▶ [Task directions]
From the entries provided below, copy each line that contains the word "technology".

(Saved entries)

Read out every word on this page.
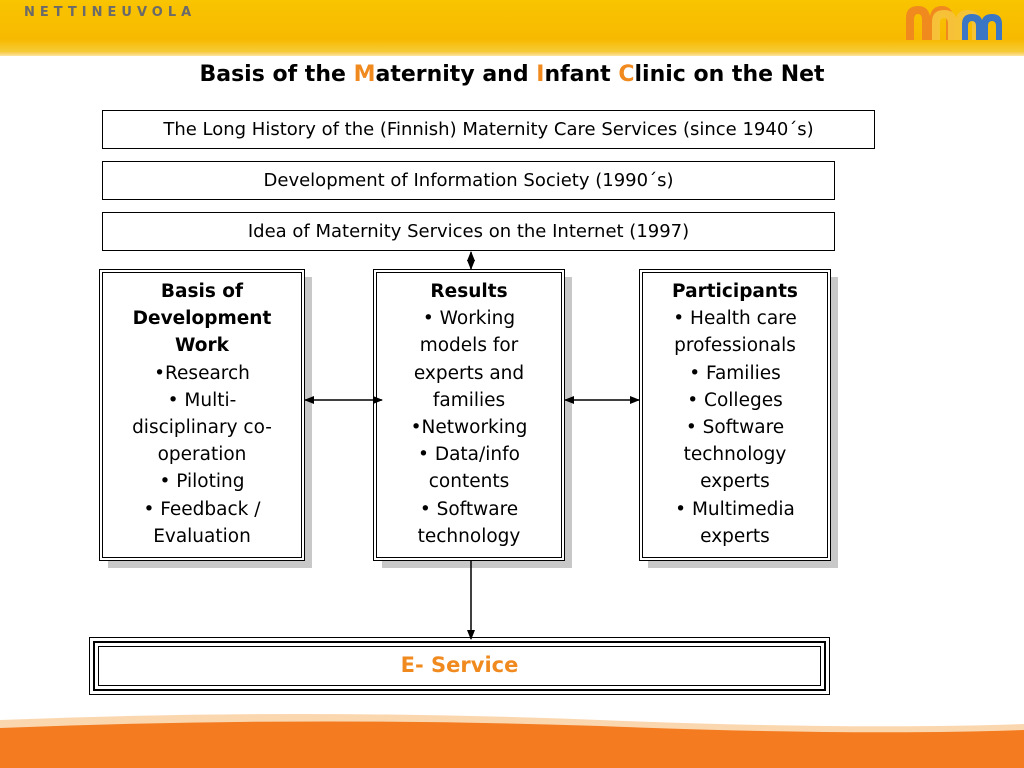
NETTINEUVOLA
Basis of the Maternity and Infant Clinic on the Net
The Long History of the (Finnish) Maternity Care Services (since 1940´s)
Development of Information Society (1990´s)
Idea of Maternity Services on the Internet (1997)
Basis of Development Work
•Research
• Multi-disciplinary co-operation
• Piloting
• Feedback / Evaluation
Results
• Working models for experts and families
•Networking
• Data/info contents
• Software technology
Participants
• Health care professionals
• Families
• Colleges
• Software technology experts
• Multimedia experts
E- Service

▶ [Answer]
• Software technology
• Software technology experts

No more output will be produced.